> _THE INPUT_:
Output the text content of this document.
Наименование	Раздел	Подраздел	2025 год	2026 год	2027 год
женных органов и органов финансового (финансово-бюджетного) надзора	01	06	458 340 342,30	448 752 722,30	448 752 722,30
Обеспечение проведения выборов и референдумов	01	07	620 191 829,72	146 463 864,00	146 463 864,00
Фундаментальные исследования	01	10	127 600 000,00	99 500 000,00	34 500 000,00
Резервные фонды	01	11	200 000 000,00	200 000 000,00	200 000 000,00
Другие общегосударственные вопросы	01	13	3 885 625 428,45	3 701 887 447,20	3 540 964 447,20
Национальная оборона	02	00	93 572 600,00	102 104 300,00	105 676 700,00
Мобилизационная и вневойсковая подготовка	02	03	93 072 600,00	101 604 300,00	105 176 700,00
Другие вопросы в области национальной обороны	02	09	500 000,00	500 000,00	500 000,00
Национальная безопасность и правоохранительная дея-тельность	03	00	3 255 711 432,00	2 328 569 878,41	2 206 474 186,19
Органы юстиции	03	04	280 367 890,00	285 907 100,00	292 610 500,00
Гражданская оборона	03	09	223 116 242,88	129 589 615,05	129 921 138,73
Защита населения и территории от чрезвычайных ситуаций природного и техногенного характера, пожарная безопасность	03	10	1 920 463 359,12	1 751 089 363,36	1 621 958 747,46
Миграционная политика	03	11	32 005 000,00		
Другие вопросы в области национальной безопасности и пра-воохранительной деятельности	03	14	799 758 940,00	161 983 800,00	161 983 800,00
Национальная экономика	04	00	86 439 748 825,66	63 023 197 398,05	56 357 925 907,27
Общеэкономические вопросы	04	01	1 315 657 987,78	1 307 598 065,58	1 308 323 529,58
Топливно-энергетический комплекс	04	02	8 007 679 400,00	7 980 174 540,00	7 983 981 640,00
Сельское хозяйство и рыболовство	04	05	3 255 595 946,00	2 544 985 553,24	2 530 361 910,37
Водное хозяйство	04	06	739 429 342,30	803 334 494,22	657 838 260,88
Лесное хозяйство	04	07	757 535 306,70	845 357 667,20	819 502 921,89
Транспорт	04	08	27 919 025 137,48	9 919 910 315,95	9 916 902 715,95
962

> _WHAT THE TASK ASKS_: Where a line holds the string "хозяйство", copy that line.

> _ANSWER TO THIS EXERCISE_:
Сельское хозяйство и рыболовство	04	05	3 255 595 946,00	2 544 985 553,24	2 530 361 910,37
Водное хозяйство	04	06	739 429 342,30	803 334 494,22	657 838 260,88
Лесное хозяйство	04	07	757 535 306,70	845 357 667,20	819 502 921,89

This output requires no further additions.